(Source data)
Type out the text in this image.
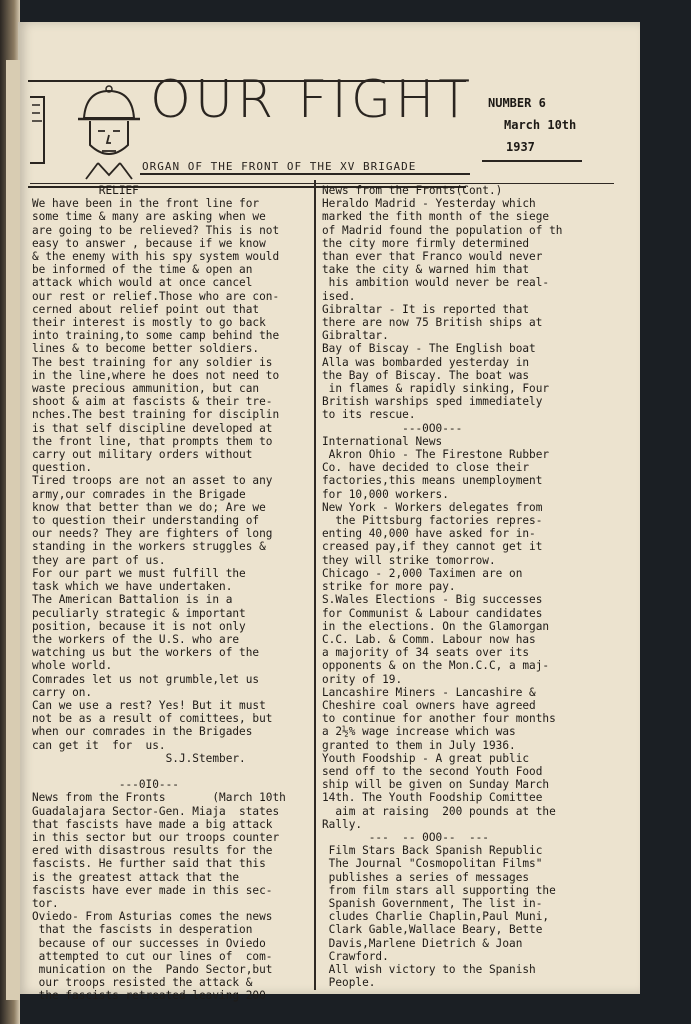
OUR FIGHT
ORGAN OF THE FRONT OF THE XV BRIGADE
NUMBER 6
March 10th
1937
RELIEF
We have been in the front line for
some time & many are asking when we
are going to be relieved? This is not
easy to answer , because if we know
& the enemy with his spy system would
be informed of the time & open an
attack which would at once cancel
our rest or relief.Those who are con-
cerned about relief point out that
their interest is mostly to go back
into training,to some camp behind the
lines & to become better soldiers.
The best training for any soldier is
in the line,where he does not need to
waste precious ammunition, but can
shoot & aim at fascists & their tre-
nches.The best training for disciplin
is that self discipline developed at
the front line, that prompts them to
carry out military orders without
question.
Tired troops are not an asset to any
army,our comrades in the Brigade
know that better than we do; Are we
to question their understanding of
our needs? They are fighters of long
standing in the workers struggles &
they are part of us.
For our part we must fulfill the
task which we have undertaken.
The American Battalion is in a
peculiarly strategic & important
position, because it is not only
the workers of the U.S. who are
watching us but the workers of the
whole world.
Comrades let us not grumble,let us
carry on.
Can we use a rest? Yes! But it must
not be as a result of comittees, but
when our comrades in the Brigades
can get it  for  us.
S.J.Stember.

---0I0---
News from the Fronts       (March 10th
Guadalajara Sector-Gen. Miaja  states
that fascists have made a big attack
in this sector but our troops counter
ered with disastrous results for the
fascists. He further said that this
is the greatest attack that the
fascists have ever made in this sec-
tor.
Oviedo- From Asturias comes the news
that the fascists in desperation
because of our successes in Oviedo
attempted to cut our lines of  com-
munication on the  Pando Sector,but
our troops resisted the attack &
the fascists retreated leaving 200
News from the Fronts(Cont.)
Heraldo Madrid - Yesterday which
marked the fith month of the siege
of Madrid found the population of th
the city more firmly determined
than ever that Franco would never
take the city & warned him that
his ambition would never be real-
ised.
Gibraltar - It is reported that
there are now 75 British ships at
Gibraltar.
Bay of Biscay - The English boat
Alla was bombarded yesterday in
the Bay of Biscay. The boat was
in flames & rapidly sinking, Four
British warships sped immediately
to its rescue.
---0O0---
International News
Akron Ohio - The Firestone Rubber
Co. have decided to close their
factories,this means unemployment
for 10,000 workers.
New York - Workers delegates from
the Pittsburg factories repres-
enting 40,000 have asked for in-
creased pay,if they cannot get it
they will strike tomorrow.
Chicago - 2,000 Taximen are on
strike for more pay.
S.Wales Elections - Big successes
for Communist & Labour candidates
in the elections. On the Glamorgan
C.C. Lab. & Comm. Labour now has
a majority of 34 seats over its
opponents & on the Mon.C.C, a maj-
ority of 19.
Lancashire Miners - Lancashire &
Cheshire coal owners have agreed
to continue for another four months
a 2½% wage increase which was
granted to them in July 1936.
Youth Foodship - A great public
send off to the second Youth Food
ship will be given on Sunday March
14th. The Youth Foodship Comittee
aim at raising  200 pounds at the
Rally.
---  -- 0O0--  ---
Film Stars Back Spanish Republic
The Journal "Cosmopolitan Films"
publishes a series of messages
from film stars all supporting the
Spanish Government, The list in-
cludes Charlie Chaplin,Paul Muni,
Clark Gable,Wallace Beary, Bette
Davis,Marlene Dietrich & Joan
Crawford.
All wish victory to the Spanish
People.
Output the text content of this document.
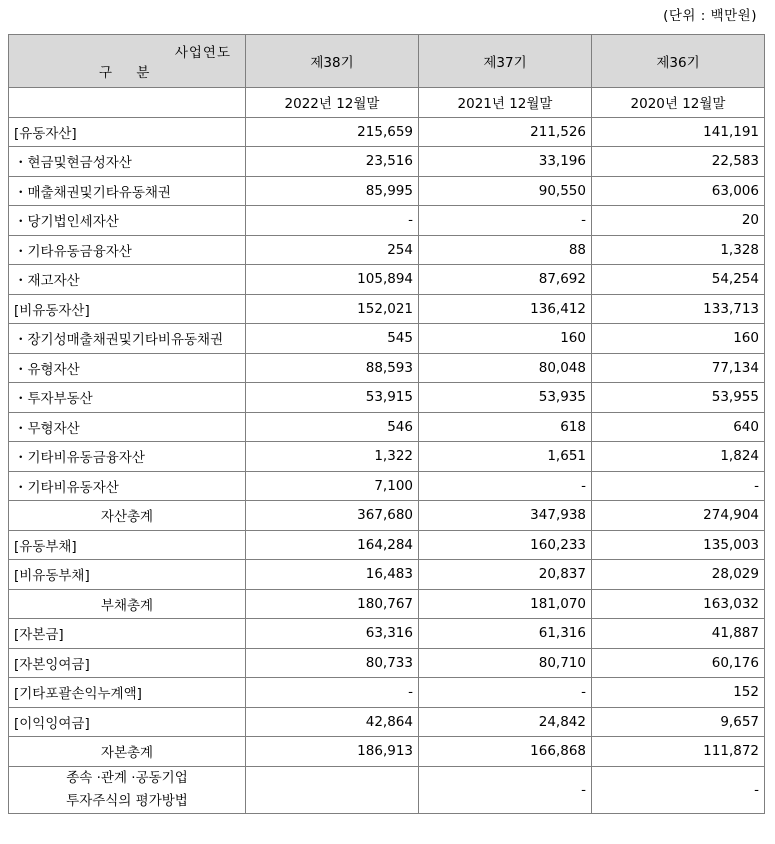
(단위 : 백만원)
사업연도
구 분	제38기	제37기	제36기
	2022년 12월말	2021년 12월말	2020년 12월말
[유동자산]	215,659	211,526	141,191
・현금및현금성자산	23,516	33,196	22,583
・매출채권및기타유동채권	85,995	90,550	63,006
・당기법인세자산	-	-	20
・기타유동금융자산	254	88	1,328
・재고자산	105,894	87,692	54,254
[비유동자산]	152,021	136,412	133,713
・장기성매출채권및기타비유동채권	545	160	160
・유형자산	88,593	80,048	77,134
・투자부동산	53,915	53,935	53,955
・무형자산	546	618	640
・기타비유동금융자산	1,322	1,651	1,824
・기타비유동자산	7,100	-	-
자산총계	367,680	347,938	274,904
[유동부채]	164,284	160,233	135,003
[비유동부채]	16,483	20,837	28,029
부채총계	180,767	181,070	163,032
[자본금]	63,316	61,316	41,887
[자본잉여금]	80,733	80,710	60,176
[기타포괄손익누계액]	-	-	152
[이익잉여금]	42,864	24,842	9,657
자본총계	186,913	166,868	111,872

종속 ·관계 ·공동기업
투자주식의 평가방법		-	-
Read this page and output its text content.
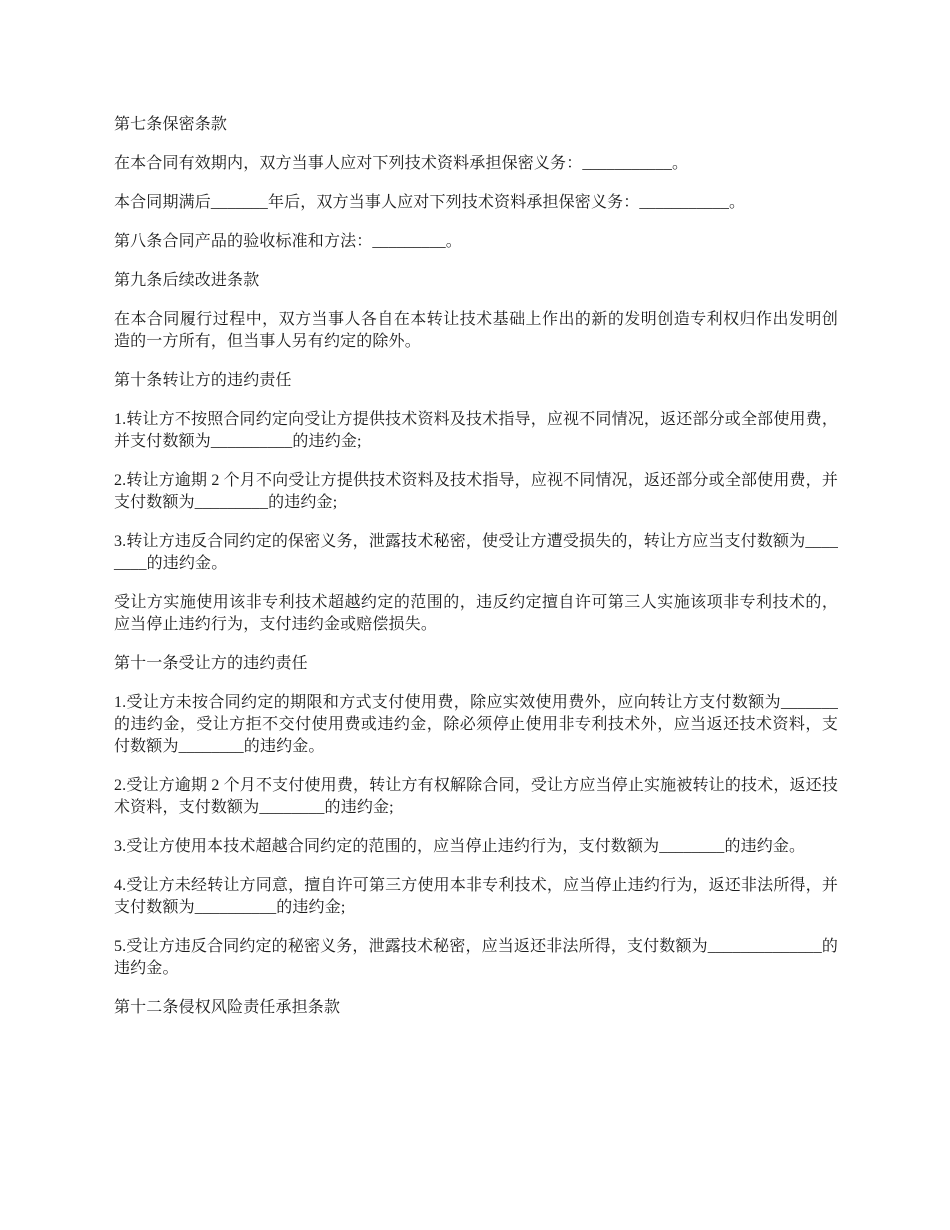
第七条保密条款

在本合同有效期内，双方当事人应对下列技术资料承担保密义务：___________。

本合同期满后_______年后，双方当事人应对下列技术资料承担保密义务：___________。

第八条合同产品的验收标准和方法：_________。

第九条后续改进条款

在本合同履行过程中，双方当事人各自在本转让技术基础上作出的新的发明创造专利权归作出发明创造的一方所有，但当事人另有约定的除外。

第十条转让方的违约责任

1.转让方不按照合同约定向受让方提供技术资料及技术指导，应视不同情况，返还部分或全部使用费，并支付数额为__________的违约金;

2.转让方逾期 2 个月不向受让方提供技术资料及技术指导，应视不同情况，返还部分或全部使用费，并支付数额为_________的违约金;

3.转让方违反合同约定的保密义务，泄露技术秘密，使受让方遭受损失的，转让方应当支付数额为________的违约金。

受让方实施使用该非专利技术超越约定的范围的，违反约定擅自许可第三人实施该项非专利技术的，应当停止违约行为，支付违约金或赔偿损失。

第十一条受让方的违约责任

1.受让方未按合同约定的期限和方式支付使用费，除应实效使用费外，应向转让方支付数额为_______的违约金，受让方拒不交付使用费或违约金，除必须停止使用非专利技术外，应当返还技术资料，支付数额为________的违约金。

2.受让方逾期 2 个月不支付使用费，转让方有权解除合同，受让方应当停止实施被转让的技术，返还技术资料，支付数额为________的违约金;

3.受让方使用本技术超越合同约定的范围的，应当停止违约行为，支付数额为________的违约金。

4.受让方未经转让方同意，擅自许可第三方使用本非专利技术，应当停止违约行为，返还非法所得，并支付数额为__________的违约金;

5.受让方违反合同约定的秘密义务，泄露技术秘密，应当返还非法所得，支付数额为______________的违约金。

第十二条侵权风险责任承担条款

Exercise objective: The pictures should not be reproduced; quote all of the other material exactly.

Result for this exercise:
Type out the text in this image.
OUR FIGHT
ORGAN OF THE FRONT OF THE XV BRIGADE
NUMBER 6
March 10th
1937
RELIEF
We have been in the front line for
some time & many are asking when we
are going to be relieved? This is not
easy to answer , because if we know
& the enemy with his spy system would
be informed of the time & open an
attack which would at once cancel
our rest or relief.Those who are con-
cerned about relief point out that
their interest is mostly to go back
into training,to some camp behind the
lines & to become better soldiers.
The best training for any soldier is
in the line,where he does not need to
waste precious ammunition, but can
shoot & aim at fascists & their tre-
nches.The best training for disciplin
is that self discipline developed at
the front line, that prompts them to
carry out military orders without
question.
Tired troops are not an asset to any
army,our comrades in the Brigade
know that better than we do; Are we
to question their understanding of
our needs? They are fighters of long
standing in the workers struggles &
they are part of us.
For our part we must fulfill the
task which we have undertaken.
The American Battalion is in a
peculiarly strategic & important
position, because it is not only
the workers of the U.S. who are
watching us but the workers of the
whole world.
Comrades let us not grumble,let us
carry on.
Can we use a rest? Yes! But it must
not be as a result of comittees, but
when our comrades in the Brigades
can get it  for  us.
S.J.Stember.

---0I0---
News from the Fronts       (March 10th
Guadalajara Sector-Gen. Miaja  states
that fascists have made a big attack
in this sector but our troops counter
ered with disastrous results for the
fascists. He further said that this
is the greatest attack that the
fascists have ever made in this sec-
tor.
Oviedo- From Asturias comes the news
that the fascists in desperation
because of our successes in Oviedo
attempted to cut our lines of  com-
munication on the  Pando Sector,but
our troops resisted the attack &
the fascists retreated leaving 200
News from the Fronts(Cont.)
Heraldo Madrid - Yesterday which
marked the fith month of the siege
of Madrid found the population of th
the city more firmly determined
than ever that Franco would never
take the city & warned him that
his ambition would never be real-
ised.
Gibraltar - It is reported that
there are now 75 British ships at
Gibraltar.
Bay of Biscay - The English boat
Alla was bombarded yesterday in
the Bay of Biscay. The boat was
in flames & rapidly sinking, Four
British warships sped immediately
to its rescue.
---0O0---
International News
Akron Ohio - The Firestone Rubber
Co. have decided to close their
factories,this means unemployment
for 10,000 workers.
New York - Workers delegates from
the Pittsburg factories repres-
enting 40,000 have asked for in-
creased pay,if they cannot get it
they will strike tomorrow.
Chicago - 2,000 Taximen are on
strike for more pay.
S.Wales Elections - Big successes
for Communist & Labour candidates
in the elections. On the Glamorgan
C.C. Lab. & Comm. Labour now has
a majority of 34 seats over its
opponents & on the Mon.C.C, a maj-
ority of 19.
Lancashire Miners - Lancashire &
Cheshire coal owners have agreed
to continue for another four months
a 2½% wage increase which was
granted to them in July 1936.
Youth Foodship - A great public
send off to the second Youth Food
ship will be given on Sunday March
14th. The Youth Foodship Comittee
aim at raising  200 pounds at the
Rally.
---  -- 0O0--  ---
Film Stars Back Spanish Republic
The Journal "Cosmopolitan Films"
publishes a series of messages
from film stars all supporting the
Spanish Government, The list in-
cludes Charlie Chaplin,Paul Muni,
Clark Gable,Wallace Beary, Bette
Davis,Marlene Dietrich & Joan
Crawford.
All wish victory to the Spanish
People.
Output the text content of this document.
(단위 : 백만원)
사업연도
구 분	제38기	제37기	제36기
	2022년 12월말	2021년 12월말	2020년 12월말
[유동자산]	215,659	211,526	141,191
・현금및현금성자산	23,516	33,196	22,583
・매출채권및기타유동채권	85,995	90,550	63,006
・당기법인세자산	-	-	20
・기타유동금융자산	254	88	1,328
・재고자산	105,894	87,692	54,254
[비유동자산]	152,021	136,412	133,713
・장기성매출채권및기타비유동채권	545	160	160
・유형자산	88,593	80,048	77,134
・투자부동산	53,915	53,935	53,955
・무형자산	546	618	640
・기타비유동금융자산	1,322	1,651	1,824
・기타비유동자산	7,100	-	-
자산총계	367,680	347,938	274,904
[유동부채]	164,284	160,233	135,003
[비유동부채]	16,483	20,837	28,029
부채총계	180,767	181,070	163,032
[자본금]	63,316	61,316	41,887
[자본잉여금]	80,733	80,710	60,176
[기타포괄손익누계액]	-	-	152
[이익잉여금]	42,864	24,842	9,657
자본총계	186,913	166,868	111,872

종속 ·관계 ·공동기업
투자주식의 평가방법		-	-
Read this page and output its text content.
第七条保密条款

在本合同有效期内，双方当事人应对下列技术资料承担保密义务：___________。

本合同期满后_______年后，双方当事人应对下列技术资料承担保密义务：___________。

第八条合同产品的验收标准和方法：_________。

第九条后续改进条款

在本合同履行过程中，双方当事人各自在本转让技术基础上作出的新的发明创造专利权归作出发明创造的一方所有，但当事人另有约定的除外。

第十条转让方的违约责任

1.转让方不按照合同约定向受让方提供技术资料及技术指导，应视不同情况，返还部分或全部使用费，并支付数额为__________的违约金;

2.转让方逾期 2 个月不向受让方提供技术资料及技术指导，应视不同情况，返还部分或全部使用费，并支付数额为_________的违约金;

3.转让方违反合同约定的保密义务，泄露技术秘密，使受让方遭受损失的，转让方应当支付数额为________的违约金。

受让方实施使用该非专利技术超越约定的范围的，违反约定擅自许可第三人实施该项非专利技术的，应当停止违约行为，支付违约金或赔偿损失。

第十一条受让方的违约责任

1.受让方未按合同约定的期限和方式支付使用费，除应实效使用费外，应向转让方支付数额为_______的违约金，受让方拒不交付使用费或违约金，除必须停止使用非专利技术外，应当返还技术资料，支付数额为________的违约金。

2.受让方逾期 2 个月不支付使用费，转让方有权解除合同，受让方应当停止实施被转让的技术，返还技术资料，支付数额为________的违约金;

3.受让方使用本技术超越合同约定的范围的，应当停止违约行为，支付数额为________的违约金。

4.受让方未经转让方同意，擅自许可第三方使用本非专利技术，应当停止违约行为，返还非法所得，并支付数额为__________的违约金;

5.受让方违反合同约定的秘密义务，泄露技术秘密，应当返还非法所得，支付数额为______________的违约金。

第十二条侵权风险责任承担条款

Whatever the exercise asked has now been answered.